■ Task directions ■
Determine how many lines include the word "title", then give that number and nothing more.

■ Extracted data ■
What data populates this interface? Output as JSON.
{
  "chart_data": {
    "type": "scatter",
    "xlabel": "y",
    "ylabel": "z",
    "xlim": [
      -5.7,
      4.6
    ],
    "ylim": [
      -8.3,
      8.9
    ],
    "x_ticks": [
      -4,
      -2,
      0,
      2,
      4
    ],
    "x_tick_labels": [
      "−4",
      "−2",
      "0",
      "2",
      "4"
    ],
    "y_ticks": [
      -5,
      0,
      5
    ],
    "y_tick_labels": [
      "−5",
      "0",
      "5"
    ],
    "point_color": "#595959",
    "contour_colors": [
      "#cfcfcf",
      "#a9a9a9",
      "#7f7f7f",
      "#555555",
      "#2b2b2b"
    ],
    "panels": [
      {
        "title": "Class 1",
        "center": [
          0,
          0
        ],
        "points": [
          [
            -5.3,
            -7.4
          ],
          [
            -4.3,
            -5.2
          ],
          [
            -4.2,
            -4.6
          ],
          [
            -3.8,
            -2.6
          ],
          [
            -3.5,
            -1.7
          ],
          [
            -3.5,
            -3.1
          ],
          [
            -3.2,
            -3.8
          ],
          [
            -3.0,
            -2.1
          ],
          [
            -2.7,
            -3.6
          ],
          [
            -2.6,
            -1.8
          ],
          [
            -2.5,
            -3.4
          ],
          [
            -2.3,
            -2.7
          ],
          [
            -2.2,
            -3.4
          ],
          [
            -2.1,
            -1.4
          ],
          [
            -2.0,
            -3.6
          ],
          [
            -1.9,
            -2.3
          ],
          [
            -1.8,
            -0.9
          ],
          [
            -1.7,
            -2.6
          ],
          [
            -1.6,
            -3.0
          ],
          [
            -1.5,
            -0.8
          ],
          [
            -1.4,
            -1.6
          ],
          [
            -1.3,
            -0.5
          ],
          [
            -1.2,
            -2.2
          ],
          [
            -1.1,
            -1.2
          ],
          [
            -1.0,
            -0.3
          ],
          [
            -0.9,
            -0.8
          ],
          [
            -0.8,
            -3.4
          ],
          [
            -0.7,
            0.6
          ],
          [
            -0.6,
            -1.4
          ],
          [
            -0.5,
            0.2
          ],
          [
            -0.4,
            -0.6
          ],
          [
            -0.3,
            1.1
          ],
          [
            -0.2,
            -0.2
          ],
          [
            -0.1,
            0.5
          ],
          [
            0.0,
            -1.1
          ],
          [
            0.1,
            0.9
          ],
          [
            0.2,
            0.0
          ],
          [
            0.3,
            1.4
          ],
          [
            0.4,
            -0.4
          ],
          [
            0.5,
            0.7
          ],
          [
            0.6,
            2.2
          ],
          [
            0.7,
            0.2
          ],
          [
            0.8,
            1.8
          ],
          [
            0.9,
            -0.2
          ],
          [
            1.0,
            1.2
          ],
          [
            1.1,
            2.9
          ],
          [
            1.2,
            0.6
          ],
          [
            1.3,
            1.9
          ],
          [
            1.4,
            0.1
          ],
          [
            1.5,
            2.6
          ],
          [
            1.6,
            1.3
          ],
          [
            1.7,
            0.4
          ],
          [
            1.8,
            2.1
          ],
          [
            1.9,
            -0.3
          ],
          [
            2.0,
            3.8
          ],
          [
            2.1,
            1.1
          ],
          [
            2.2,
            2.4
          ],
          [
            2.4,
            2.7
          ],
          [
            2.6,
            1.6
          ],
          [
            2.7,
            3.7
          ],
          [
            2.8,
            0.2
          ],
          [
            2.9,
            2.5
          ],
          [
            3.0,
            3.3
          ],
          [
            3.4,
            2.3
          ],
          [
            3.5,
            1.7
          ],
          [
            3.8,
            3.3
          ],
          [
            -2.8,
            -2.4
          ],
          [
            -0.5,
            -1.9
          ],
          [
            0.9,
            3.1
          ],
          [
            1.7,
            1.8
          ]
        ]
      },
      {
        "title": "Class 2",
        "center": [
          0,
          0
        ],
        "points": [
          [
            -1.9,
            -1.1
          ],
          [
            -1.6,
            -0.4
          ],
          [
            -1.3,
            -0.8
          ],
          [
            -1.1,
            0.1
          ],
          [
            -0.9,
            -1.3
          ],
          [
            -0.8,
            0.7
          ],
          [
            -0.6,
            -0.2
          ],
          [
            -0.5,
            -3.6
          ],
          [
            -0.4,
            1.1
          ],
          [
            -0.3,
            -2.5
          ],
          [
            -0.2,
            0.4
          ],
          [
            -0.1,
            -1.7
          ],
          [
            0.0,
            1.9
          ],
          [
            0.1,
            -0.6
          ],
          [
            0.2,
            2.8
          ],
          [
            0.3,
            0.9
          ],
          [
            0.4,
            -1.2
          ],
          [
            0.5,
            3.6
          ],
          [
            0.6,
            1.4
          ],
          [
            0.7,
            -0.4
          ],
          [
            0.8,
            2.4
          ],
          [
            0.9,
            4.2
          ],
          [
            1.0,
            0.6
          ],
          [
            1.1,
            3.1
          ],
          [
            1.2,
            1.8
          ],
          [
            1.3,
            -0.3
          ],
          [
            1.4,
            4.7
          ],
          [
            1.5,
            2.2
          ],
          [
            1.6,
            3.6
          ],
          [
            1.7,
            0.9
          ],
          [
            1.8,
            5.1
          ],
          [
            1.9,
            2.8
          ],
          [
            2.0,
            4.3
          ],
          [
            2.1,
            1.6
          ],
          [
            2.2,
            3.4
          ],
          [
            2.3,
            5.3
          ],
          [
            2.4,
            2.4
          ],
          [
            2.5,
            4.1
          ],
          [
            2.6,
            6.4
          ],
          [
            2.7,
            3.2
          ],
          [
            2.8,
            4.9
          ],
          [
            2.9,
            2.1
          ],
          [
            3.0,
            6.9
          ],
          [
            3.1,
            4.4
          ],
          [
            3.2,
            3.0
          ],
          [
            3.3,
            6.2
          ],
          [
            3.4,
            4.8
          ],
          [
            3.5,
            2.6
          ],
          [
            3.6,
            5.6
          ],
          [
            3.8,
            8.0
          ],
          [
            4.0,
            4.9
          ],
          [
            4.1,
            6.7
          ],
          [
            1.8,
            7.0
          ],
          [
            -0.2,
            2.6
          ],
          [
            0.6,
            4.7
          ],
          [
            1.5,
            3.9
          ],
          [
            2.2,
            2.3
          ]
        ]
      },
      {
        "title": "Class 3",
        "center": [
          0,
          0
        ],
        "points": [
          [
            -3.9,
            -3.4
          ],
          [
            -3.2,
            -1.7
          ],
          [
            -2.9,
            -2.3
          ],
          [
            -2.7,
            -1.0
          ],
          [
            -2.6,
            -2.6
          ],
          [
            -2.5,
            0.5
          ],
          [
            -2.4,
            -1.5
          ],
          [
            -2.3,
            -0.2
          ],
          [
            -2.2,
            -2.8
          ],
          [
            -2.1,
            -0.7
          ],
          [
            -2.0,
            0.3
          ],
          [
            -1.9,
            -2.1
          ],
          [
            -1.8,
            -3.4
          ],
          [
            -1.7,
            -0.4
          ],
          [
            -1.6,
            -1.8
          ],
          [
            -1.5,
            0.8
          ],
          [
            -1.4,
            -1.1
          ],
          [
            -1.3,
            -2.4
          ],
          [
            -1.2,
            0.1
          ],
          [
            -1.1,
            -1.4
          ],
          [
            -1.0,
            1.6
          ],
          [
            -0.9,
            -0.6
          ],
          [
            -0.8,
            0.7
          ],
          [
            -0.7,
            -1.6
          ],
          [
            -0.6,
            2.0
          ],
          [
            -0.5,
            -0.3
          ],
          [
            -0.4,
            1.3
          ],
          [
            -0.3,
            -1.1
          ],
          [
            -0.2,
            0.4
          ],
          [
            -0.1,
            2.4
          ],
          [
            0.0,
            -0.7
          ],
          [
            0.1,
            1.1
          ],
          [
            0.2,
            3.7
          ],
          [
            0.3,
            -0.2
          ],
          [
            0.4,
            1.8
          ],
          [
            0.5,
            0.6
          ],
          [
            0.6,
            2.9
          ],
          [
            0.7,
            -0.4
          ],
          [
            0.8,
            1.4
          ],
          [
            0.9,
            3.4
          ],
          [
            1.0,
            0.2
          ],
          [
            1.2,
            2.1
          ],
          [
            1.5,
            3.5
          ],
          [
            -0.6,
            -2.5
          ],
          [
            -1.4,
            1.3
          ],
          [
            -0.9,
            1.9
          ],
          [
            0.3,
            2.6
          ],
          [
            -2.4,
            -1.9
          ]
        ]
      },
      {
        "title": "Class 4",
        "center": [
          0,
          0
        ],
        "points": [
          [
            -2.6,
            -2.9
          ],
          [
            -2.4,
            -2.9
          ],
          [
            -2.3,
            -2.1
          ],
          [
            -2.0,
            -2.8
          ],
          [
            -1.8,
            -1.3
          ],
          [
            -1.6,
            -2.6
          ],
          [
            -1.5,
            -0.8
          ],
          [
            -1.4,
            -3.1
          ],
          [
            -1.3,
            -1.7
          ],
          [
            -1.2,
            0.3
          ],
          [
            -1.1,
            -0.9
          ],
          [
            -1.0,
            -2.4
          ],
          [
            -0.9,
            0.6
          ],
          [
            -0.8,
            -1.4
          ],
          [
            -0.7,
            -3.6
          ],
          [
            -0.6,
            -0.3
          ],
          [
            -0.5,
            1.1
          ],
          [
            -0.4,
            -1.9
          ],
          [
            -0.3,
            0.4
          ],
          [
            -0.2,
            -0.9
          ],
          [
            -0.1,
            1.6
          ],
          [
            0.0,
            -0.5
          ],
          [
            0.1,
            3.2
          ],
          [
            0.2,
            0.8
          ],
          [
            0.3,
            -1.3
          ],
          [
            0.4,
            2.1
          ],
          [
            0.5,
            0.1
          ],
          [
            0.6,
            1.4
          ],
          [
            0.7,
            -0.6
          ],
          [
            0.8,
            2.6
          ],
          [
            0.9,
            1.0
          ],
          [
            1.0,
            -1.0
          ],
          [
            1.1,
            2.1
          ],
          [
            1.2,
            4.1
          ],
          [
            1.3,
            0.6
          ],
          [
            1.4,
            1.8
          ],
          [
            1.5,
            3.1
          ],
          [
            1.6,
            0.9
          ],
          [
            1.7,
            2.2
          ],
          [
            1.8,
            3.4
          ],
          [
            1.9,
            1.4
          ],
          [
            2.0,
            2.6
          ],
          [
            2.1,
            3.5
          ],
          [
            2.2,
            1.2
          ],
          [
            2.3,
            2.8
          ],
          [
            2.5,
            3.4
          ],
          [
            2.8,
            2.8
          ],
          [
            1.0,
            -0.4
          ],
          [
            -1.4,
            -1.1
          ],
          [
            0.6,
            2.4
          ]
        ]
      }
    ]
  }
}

■ Exercise result ■
4